**Data entries:**
++++++++++++++++++++

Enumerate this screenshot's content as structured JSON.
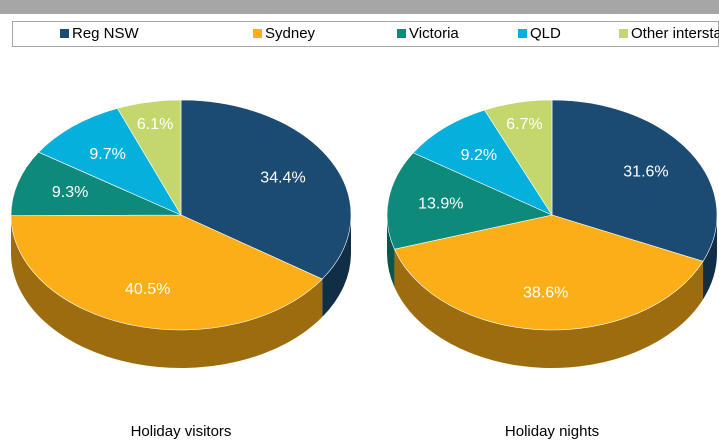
{
  "chart_data": [
    {
      "type": "pie",
      "title": "Holiday visitors",
      "categories": [
        "Reg NSW",
        "Sydney",
        "Victoria",
        "QLD",
        "Other interstate"
      ],
      "values": [
        34.4,
        40.5,
        9.3,
        9.7,
        6.1
      ],
      "value_labels": [
        "34.4%",
        "40.5%",
        "9.3%",
        "9.7%",
        "6.1%"
      ],
      "colors": [
        "#1b4a72",
        "#fbae17",
        "#0e8a7b",
        "#05b1dc",
        "#c4d76d"
      ]
    },
    {
      "type": "pie",
      "title": "Holiday nights",
      "categories": [
        "Reg NSW",
        "Sydney",
        "Victoria",
        "QLD",
        "Other interstate"
      ],
      "values": [
        31.6,
        38.6,
        13.9,
        9.2,
        6.7
      ],
      "value_labels": [
        "31.6%",
        "38.6%",
        "13.9%",
        "9.2%",
        "6.7%"
      ],
      "colors": [
        "#1b4a72",
        "#fbae17",
        "#0e8a7b",
        "#05b1dc",
        "#c4d76d"
      ]
    }
  ]
}
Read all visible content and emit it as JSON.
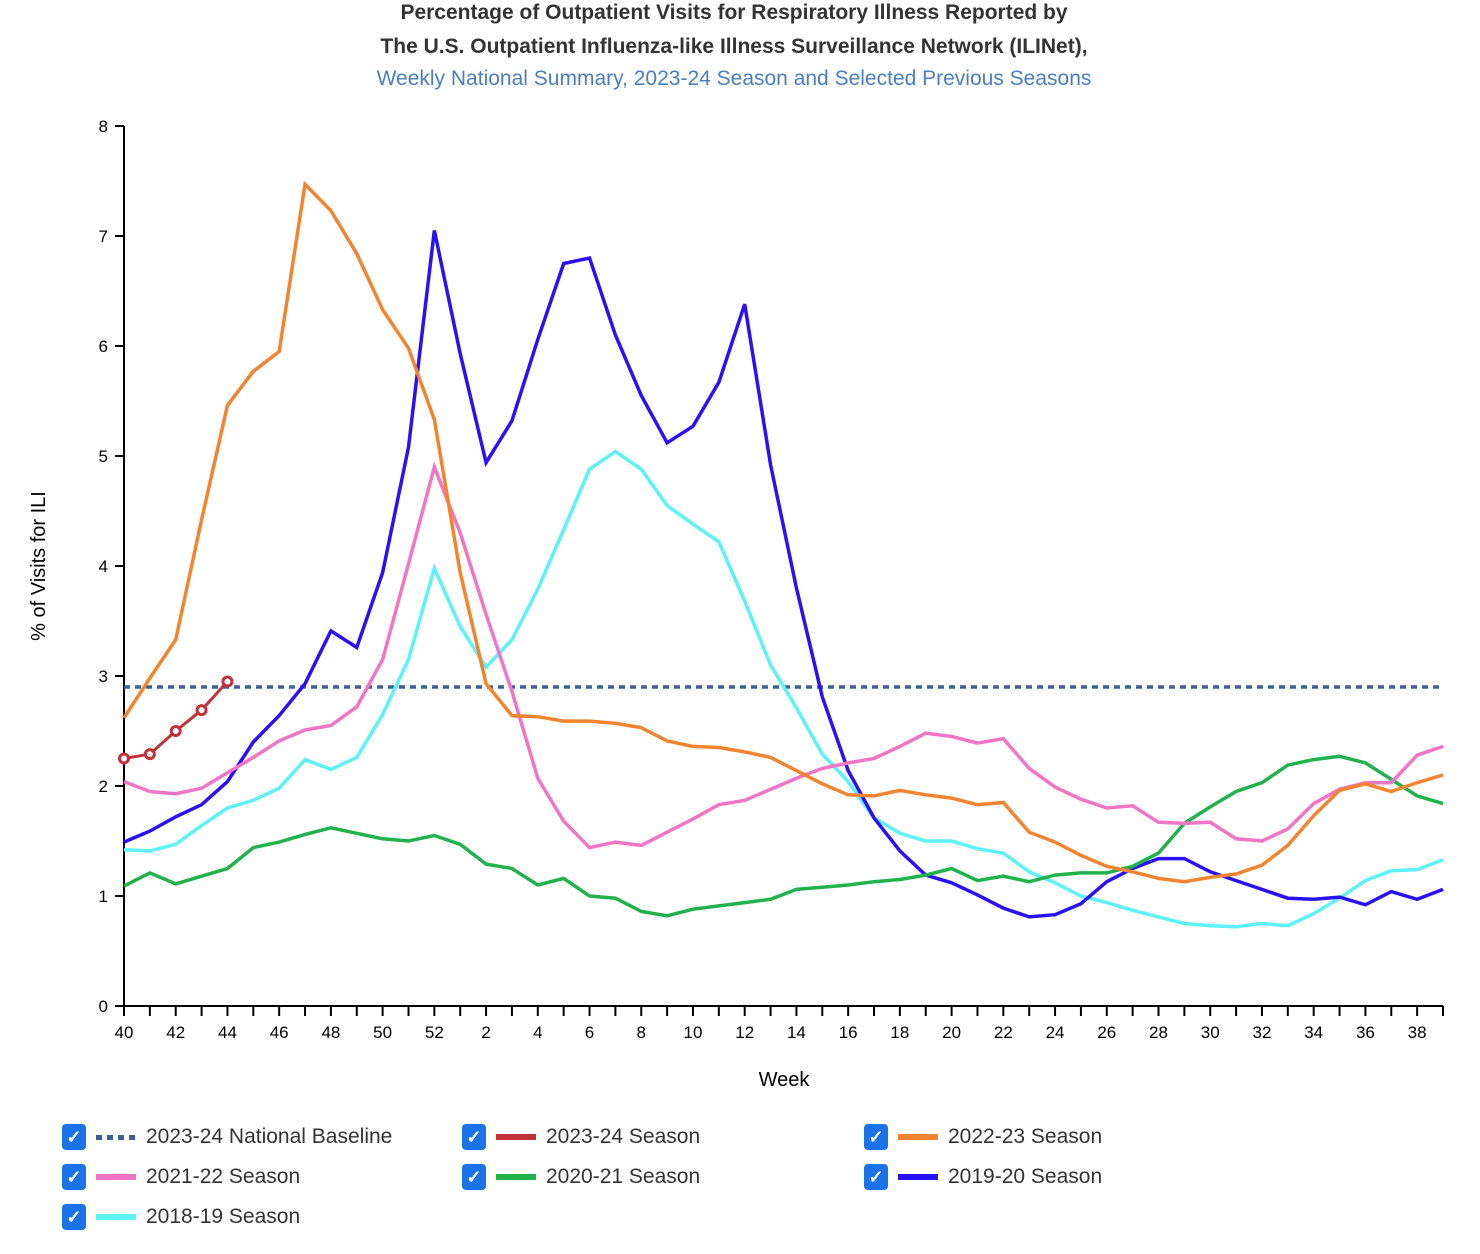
{
  "header": {
    "title_line1": "Percentage of Outpatient Visits for Respiratory Illness Reported by",
    "title_line2": "The U.S. Outpatient Influenza-like Illness Surveillance Network (ILINet),",
    "subtitle": "Weekly National Summary, 2023-24 Season and Selected Previous Seasons"
  },
  "legend": {
    "items": [
      {
        "label": "2023-24 National Baseline",
        "checked": true,
        "color": "#3a6096",
        "style": "dotted"
      },
      {
        "label": "2023-24 Season",
        "checked": true,
        "color": "#c0313a",
        "style": "solid"
      },
      {
        "label": "2022-23 Season",
        "checked": true,
        "color": "#f28430",
        "style": "solid"
      },
      {
        "label": "2021-22 Season",
        "checked": true,
        "color": "#f274c5",
        "style": "solid"
      },
      {
        "label": "2020-21 Season",
        "checked": true,
        "color": "#22b24c",
        "style": "solid"
      },
      {
        "label": "2019-20 Season",
        "checked": true,
        "color": "#2a10f5",
        "style": "solid"
      },
      {
        "label": "2018-19 Season",
        "checked": true,
        "color": "#5cf2f7",
        "style": "solid"
      }
    ],
    "check_glyph": "✓"
  },
  "chart_data": {
    "type": "line",
    "title": "Percentage of Outpatient Visits for Respiratory Illness Reported by The U.S. Outpatient Influenza-like Illness Surveillance Network (ILINet), Weekly National Summary, 2023-24 Season and Selected Previous Seasons",
    "xlabel": "Week",
    "ylabel": "% of Visits for ILI",
    "ylim": [
      0,
      8
    ],
    "yticks": [
      0,
      1,
      2,
      3,
      4,
      5,
      6,
      7,
      8
    ],
    "x": [
      40,
      41,
      42,
      43,
      44,
      45,
      46,
      47,
      48,
      49,
      50,
      51,
      52,
      1,
      2,
      3,
      4,
      5,
      6,
      7,
      8,
      9,
      10,
      11,
      12,
      13,
      14,
      15,
      16,
      17,
      18,
      19,
      20,
      21,
      22,
      23,
      24,
      25,
      26,
      27,
      28,
      29,
      30,
      31,
      32,
      33,
      34,
      35,
      36,
      37,
      38,
      39
    ],
    "xtick_labels": [
      "40",
      "42",
      "44",
      "46",
      "48",
      "50",
      "52",
      "2",
      "4",
      "6",
      "8",
      "10",
      "12",
      "14",
      "16",
      "18",
      "20",
      "22",
      "24",
      "26",
      "28",
      "30",
      "32",
      "34",
      "36",
      "38"
    ],
    "grid": false,
    "legend_position": "bottom",
    "baseline": {
      "name": "2023-24 National Baseline",
      "value": 2.9
    },
    "series": [
      {
        "name": "2023-24 Season",
        "markers": true,
        "values": [
          2.25,
          2.29,
          2.5,
          2.69,
          2.95
        ]
      },
      {
        "name": "2022-23 Season",
        "values": [
          2.62,
          2.98,
          3.33,
          4.42,
          5.46,
          5.77,
          5.95,
          7.47,
          7.23,
          6.84,
          6.33,
          5.98,
          5.33,
          3.94,
          2.93,
          2.64,
          2.63,
          2.59,
          2.59,
          2.57,
          2.53,
          2.41,
          2.36,
          2.35,
          2.31,
          2.26,
          2.14,
          2.02,
          1.92,
          1.91,
          1.96,
          1.92,
          1.89,
          1.83,
          1.85,
          1.58,
          1.49,
          1.37,
          1.27,
          1.22,
          1.16,
          1.13,
          1.17,
          1.2,
          1.28,
          1.46,
          1.73,
          1.96,
          2.02,
          1.95,
          2.03,
          2.1
        ]
      },
      {
        "name": "2021-22 Season",
        "values": [
          2.04,
          1.95,
          1.93,
          1.98,
          2.12,
          2.26,
          2.41,
          2.51,
          2.55,
          2.72,
          3.15,
          4.02,
          4.9,
          4.3,
          3.56,
          2.86,
          2.07,
          1.68,
          1.44,
          1.49,
          1.46,
          1.58,
          1.7,
          1.83,
          1.87,
          1.97,
          2.07,
          2.16,
          2.21,
          2.25,
          2.36,
          2.48,
          2.45,
          2.39,
          2.43,
          2.16,
          1.99,
          1.88,
          1.8,
          1.82,
          1.67,
          1.66,
          1.67,
          1.52,
          1.5,
          1.61,
          1.84,
          1.97,
          2.03,
          2.03,
          2.28,
          2.36
        ]
      },
      {
        "name": "2020-21 Season",
        "values": [
          1.09,
          1.21,
          1.11,
          1.18,
          1.25,
          1.44,
          1.49,
          1.56,
          1.62,
          1.57,
          1.52,
          1.5,
          1.55,
          1.47,
          1.29,
          1.25,
          1.1,
          1.16,
          1.0,
          0.98,
          0.86,
          0.82,
          0.88,
          0.91,
          0.94,
          0.97,
          1.06,
          1.08,
          1.1,
          1.13,
          1.15,
          1.19,
          1.25,
          1.14,
          1.18,
          1.13,
          1.19,
          1.21,
          1.21,
          1.27,
          1.39,
          1.66,
          1.81,
          1.95,
          2.03,
          2.19,
          2.24,
          2.27,
          2.21,
          2.06,
          1.91,
          1.84
        ]
      },
      {
        "name": "2019-20 Season",
        "values": [
          1.49,
          1.59,
          1.72,
          1.83,
          2.04,
          2.4,
          2.64,
          2.93,
          3.41,
          3.26,
          3.94,
          5.08,
          7.05,
          5.93,
          4.94,
          5.32,
          6.06,
          6.75,
          6.8,
          6.1,
          5.55,
          5.12,
          5.27,
          5.67,
          6.38,
          4.92,
          3.8,
          2.81,
          2.14,
          1.71,
          1.41,
          1.19,
          1.12,
          1.01,
          0.89,
          0.81,
          0.83,
          0.93,
          1.13,
          1.25,
          1.34,
          1.34,
          1.22,
          1.14,
          1.06,
          0.98,
          0.97,
          0.99,
          0.92,
          1.04,
          0.97,
          1.06
        ]
      },
      {
        "name": "2018-19 Season",
        "values": [
          1.42,
          1.41,
          1.47,
          1.64,
          1.8,
          1.87,
          1.98,
          2.24,
          2.15,
          2.26,
          2.65,
          3.15,
          3.98,
          3.45,
          3.08,
          3.33,
          3.79,
          4.33,
          4.88,
          5.04,
          4.88,
          4.55,
          4.38,
          4.22,
          3.68,
          3.1,
          2.71,
          2.29,
          2.04,
          1.71,
          1.57,
          1.5,
          1.5,
          1.43,
          1.39,
          1.22,
          1.12,
          1.0,
          0.94,
          0.87,
          0.81,
          0.75,
          0.73,
          0.72,
          0.75,
          0.73,
          0.84,
          0.98,
          1.14,
          1.23,
          1.24,
          1.33
        ]
      }
    ]
  }
}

++++++++++++++++++++

**Directions:** Would you set down the listing exactly, omitting pictures?

**Solution to this problem:**
Enumerate this screenshot's content as structured JSON.
{
  "chart_data": [
    {
      "type": "pie",
      "title": "Holiday visitors",
      "categories": [
        "Reg NSW",
        "Sydney",
        "Victoria",
        "QLD",
        "Other interstate"
      ],
      "values": [
        34.4,
        40.5,
        9.3,
        9.7,
        6.1
      ],
      "value_labels": [
        "34.4%",
        "40.5%",
        "9.3%",
        "9.7%",
        "6.1%"
      ],
      "colors": [
        "#1b4a72",
        "#fbae17",
        "#0e8a7b",
        "#05b1dc",
        "#c4d76d"
      ]
    },
    {
      "type": "pie",
      "title": "Holiday nights",
      "categories": [
        "Reg NSW",
        "Sydney",
        "Victoria",
        "QLD",
        "Other interstate"
      ],
      "values": [
        31.6,
        38.6,
        13.9,
        9.2,
        6.7
      ],
      "value_labels": [
        "31.6%",
        "38.6%",
        "13.9%",
        "9.2%",
        "6.7%"
      ],
      "colors": [
        "#1b4a72",
        "#fbae17",
        "#0e8a7b",
        "#05b1dc",
        "#c4d76d"
      ]
    }
  ]
}
Read all visible content and emit it as JSON.
{
  "header": {
    "title_line1": "Percentage of Outpatient Visits for Respiratory Illness Reported by",
    "title_line2": "The U.S. Outpatient Influenza-like Illness Surveillance Network (ILINet),",
    "subtitle": "Weekly National Summary, 2023-24 Season and Selected Previous Seasons"
  },
  "legend": {
    "items": [
      {
        "label": "2023-24 National Baseline",
        "checked": true,
        "color": "#3a6096",
        "style": "dotted"
      },
      {
        "label": "2023-24 Season",
        "checked": true,
        "color": "#c0313a",
        "style": "solid"
      },
      {
        "label": "2022-23 Season",
        "checked": true,
        "color": "#f28430",
        "style": "solid"
      },
      {
        "label": "2021-22 Season",
        "checked": true,
        "color": "#f274c5",
        "style": "solid"
      },
      {
        "label": "2020-21 Season",
        "checked": true,
        "color": "#22b24c",
        "style": "solid"
      },
      {
        "label": "2019-20 Season",
        "checked": true,
        "color": "#2a10f5",
        "style": "solid"
      },
      {
        "label": "2018-19 Season",
        "checked": true,
        "color": "#5cf2f7",
        "style": "solid"
      }
    ],
    "check_glyph": "✓"
  },
  "chart_data": {
    "type": "line",
    "title": "Percentage of Outpatient Visits for Respiratory Illness Reported by The U.S. Outpatient Influenza-like Illness Surveillance Network (ILINet), Weekly National Summary, 2023-24 Season and Selected Previous Seasons",
    "xlabel": "Week",
    "ylabel": "% of Visits for ILI",
    "ylim": [
      0,
      8
    ],
    "yticks": [
      0,
      1,
      2,
      3,
      4,
      5,
      6,
      7,
      8
    ],
    "x": [
      40,
      41,
      42,
      43,
      44,
      45,
      46,
      47,
      48,
      49,
      50,
      51,
      52,
      1,
      2,
      3,
      4,
      5,
      6,
      7,
      8,
      9,
      10,
      11,
      12,
      13,
      14,
      15,
      16,
      17,
      18,
      19,
      20,
      21,
      22,
      23,
      24,
      25,
      26,
      27,
      28,
      29,
      30,
      31,
      32,
      33,
      34,
      35,
      36,
      37,
      38,
      39
    ],
    "xtick_labels": [
      "40",
      "42",
      "44",
      "46",
      "48",
      "50",
      "52",
      "2",
      "4",
      "6",
      "8",
      "10",
      "12",
      "14",
      "16",
      "18",
      "20",
      "22",
      "24",
      "26",
      "28",
      "30",
      "32",
      "34",
      "36",
      "38"
    ],
    "grid": false,
    "legend_position": "bottom",
    "baseline": {
      "name": "2023-24 National Baseline",
      "value": 2.9
    },
    "series": [
      {
        "name": "2023-24 Season",
        "markers": true,
        "values": [
          2.25,
          2.29,
          2.5,
          2.69,
          2.95
        ]
      },
      {
        "name": "2022-23 Season",
        "values": [
          2.62,
          2.98,
          3.33,
          4.42,
          5.46,
          5.77,
          5.95,
          7.47,
          7.23,
          6.84,
          6.33,
          5.98,
          5.33,
          3.94,
          2.93,
          2.64,
          2.63,
          2.59,
          2.59,
          2.57,
          2.53,
          2.41,
          2.36,
          2.35,
          2.31,
          2.26,
          2.14,
          2.02,
          1.92,
          1.91,
          1.96,
          1.92,
          1.89,
          1.83,
          1.85,
          1.58,
          1.49,
          1.37,
          1.27,
          1.22,
          1.16,
          1.13,
          1.17,
          1.2,
          1.28,
          1.46,
          1.73,
          1.96,
          2.02,
          1.95,
          2.03,
          2.1
        ]
      },
      {
        "name": "2021-22 Season",
        "values": [
          2.04,
          1.95,
          1.93,
          1.98,
          2.12,
          2.26,
          2.41,
          2.51,
          2.55,
          2.72,
          3.15,
          4.02,
          4.9,
          4.3,
          3.56,
          2.86,
          2.07,
          1.68,
          1.44,
          1.49,
          1.46,
          1.58,
          1.7,
          1.83,
          1.87,
          1.97,
          2.07,
          2.16,
          2.21,
          2.25,
          2.36,
          2.48,
          2.45,
          2.39,
          2.43,
          2.16,
          1.99,
          1.88,
          1.8,
          1.82,
          1.67,
          1.66,
          1.67,
          1.52,
          1.5,
          1.61,
          1.84,
          1.97,
          2.03,
          2.03,
          2.28,
          2.36
        ]
      },
      {
        "name": "2020-21 Season",
        "values": [
          1.09,
          1.21,
          1.11,
          1.18,
          1.25,
          1.44,
          1.49,
          1.56,
          1.62,
          1.57,
          1.52,
          1.5,
          1.55,
          1.47,
          1.29,
          1.25,
          1.1,
          1.16,
          1.0,
          0.98,
          0.86,
          0.82,
          0.88,
          0.91,
          0.94,
          0.97,
          1.06,
          1.08,
          1.1,
          1.13,
          1.15,
          1.19,
          1.25,
          1.14,
          1.18,
          1.13,
          1.19,
          1.21,
          1.21,
          1.27,
          1.39,
          1.66,
          1.81,
          1.95,
          2.03,
          2.19,
          2.24,
          2.27,
          2.21,
          2.06,
          1.91,
          1.84
        ]
      },
      {
        "name": "2019-20 Season",
        "values": [
          1.49,
          1.59,
          1.72,
          1.83,
          2.04,
          2.4,
          2.64,
          2.93,
          3.41,
          3.26,
          3.94,
          5.08,
          7.05,
          5.93,
          4.94,
          5.32,
          6.06,
          6.75,
          6.8,
          6.1,
          5.55,
          5.12,
          5.27,
          5.67,
          6.38,
          4.92,
          3.8,
          2.81,
          2.14,
          1.71,
          1.41,
          1.19,
          1.12,
          1.01,
          0.89,
          0.81,
          0.83,
          0.93,
          1.13,
          1.25,
          1.34,
          1.34,
          1.22,
          1.14,
          1.06,
          0.98,
          0.97,
          0.99,
          0.92,
          1.04,
          0.97,
          1.06
        ]
      },
      {
        "name": "2018-19 Season",
        "values": [
          1.42,
          1.41,
          1.47,
          1.64,
          1.8,
          1.87,
          1.98,
          2.24,
          2.15,
          2.26,
          2.65,
          3.15,
          3.98,
          3.45,
          3.08,
          3.33,
          3.79,
          4.33,
          4.88,
          5.04,
          4.88,
          4.55,
          4.38,
          4.22,
          3.68,
          3.1,
          2.71,
          2.29,
          2.04,
          1.71,
          1.57,
          1.5,
          1.5,
          1.43,
          1.39,
          1.22,
          1.12,
          1.0,
          0.94,
          0.87,
          0.81,
          0.75,
          0.73,
          0.72,
          0.75,
          0.73,
          0.84,
          0.98,
          1.14,
          1.23,
          1.24,
          1.33
        ]
      }
    ]
  }
}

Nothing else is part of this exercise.